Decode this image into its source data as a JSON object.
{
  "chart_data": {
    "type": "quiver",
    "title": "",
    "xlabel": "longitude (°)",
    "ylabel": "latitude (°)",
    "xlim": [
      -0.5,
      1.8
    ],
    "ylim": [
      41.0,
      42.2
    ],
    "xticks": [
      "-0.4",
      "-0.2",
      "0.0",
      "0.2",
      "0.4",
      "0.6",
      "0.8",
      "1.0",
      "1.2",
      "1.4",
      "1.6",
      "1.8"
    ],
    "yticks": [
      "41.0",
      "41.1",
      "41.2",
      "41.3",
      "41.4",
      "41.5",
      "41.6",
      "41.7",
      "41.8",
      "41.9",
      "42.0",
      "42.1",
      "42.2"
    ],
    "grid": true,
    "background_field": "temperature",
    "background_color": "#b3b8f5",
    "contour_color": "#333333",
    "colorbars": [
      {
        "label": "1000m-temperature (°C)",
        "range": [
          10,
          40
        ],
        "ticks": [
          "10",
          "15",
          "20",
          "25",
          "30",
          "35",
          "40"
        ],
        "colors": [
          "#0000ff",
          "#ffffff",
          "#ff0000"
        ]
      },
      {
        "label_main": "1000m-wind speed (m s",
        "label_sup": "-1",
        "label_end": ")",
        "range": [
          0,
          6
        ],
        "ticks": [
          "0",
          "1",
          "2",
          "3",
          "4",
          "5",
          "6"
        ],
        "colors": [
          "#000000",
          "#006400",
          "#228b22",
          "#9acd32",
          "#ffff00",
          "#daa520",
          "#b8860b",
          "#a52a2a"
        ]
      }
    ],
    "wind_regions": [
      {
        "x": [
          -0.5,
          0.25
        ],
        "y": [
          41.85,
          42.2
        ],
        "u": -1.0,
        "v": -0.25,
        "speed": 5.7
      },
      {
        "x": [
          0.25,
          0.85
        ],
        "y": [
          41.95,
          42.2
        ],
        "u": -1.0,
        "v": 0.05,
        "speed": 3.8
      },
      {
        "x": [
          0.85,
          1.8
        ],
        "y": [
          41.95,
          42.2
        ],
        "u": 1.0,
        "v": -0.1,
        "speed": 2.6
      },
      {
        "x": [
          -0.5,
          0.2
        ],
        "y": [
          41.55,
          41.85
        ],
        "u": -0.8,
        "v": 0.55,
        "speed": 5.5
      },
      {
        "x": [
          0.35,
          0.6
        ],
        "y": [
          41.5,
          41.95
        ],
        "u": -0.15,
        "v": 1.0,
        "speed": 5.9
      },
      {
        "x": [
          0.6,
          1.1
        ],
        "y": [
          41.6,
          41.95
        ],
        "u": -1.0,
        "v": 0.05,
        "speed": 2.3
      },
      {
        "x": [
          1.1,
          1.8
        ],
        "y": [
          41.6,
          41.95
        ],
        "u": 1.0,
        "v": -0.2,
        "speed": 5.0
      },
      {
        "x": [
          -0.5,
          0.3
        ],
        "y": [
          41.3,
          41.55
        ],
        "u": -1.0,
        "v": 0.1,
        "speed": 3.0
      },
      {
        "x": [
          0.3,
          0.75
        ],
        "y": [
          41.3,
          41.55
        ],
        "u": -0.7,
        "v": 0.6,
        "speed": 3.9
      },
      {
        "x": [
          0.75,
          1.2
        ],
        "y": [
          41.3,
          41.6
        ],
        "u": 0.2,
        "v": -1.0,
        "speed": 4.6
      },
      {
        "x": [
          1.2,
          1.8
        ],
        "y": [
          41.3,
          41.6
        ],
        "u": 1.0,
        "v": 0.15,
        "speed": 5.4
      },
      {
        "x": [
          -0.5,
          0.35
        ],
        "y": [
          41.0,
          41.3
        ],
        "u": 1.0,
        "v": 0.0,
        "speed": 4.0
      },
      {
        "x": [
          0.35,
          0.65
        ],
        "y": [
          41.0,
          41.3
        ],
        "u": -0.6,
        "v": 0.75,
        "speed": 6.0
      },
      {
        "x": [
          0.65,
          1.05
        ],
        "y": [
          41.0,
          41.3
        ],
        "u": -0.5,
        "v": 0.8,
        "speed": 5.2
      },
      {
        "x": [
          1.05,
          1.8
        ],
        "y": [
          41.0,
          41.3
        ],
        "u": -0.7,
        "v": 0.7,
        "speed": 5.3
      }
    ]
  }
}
------------------------------------------------------------
• What the task asks: Determine the number of lines in the listing that contain the string "temperature". Write that number and nothing else.

• Response to this exercise: 2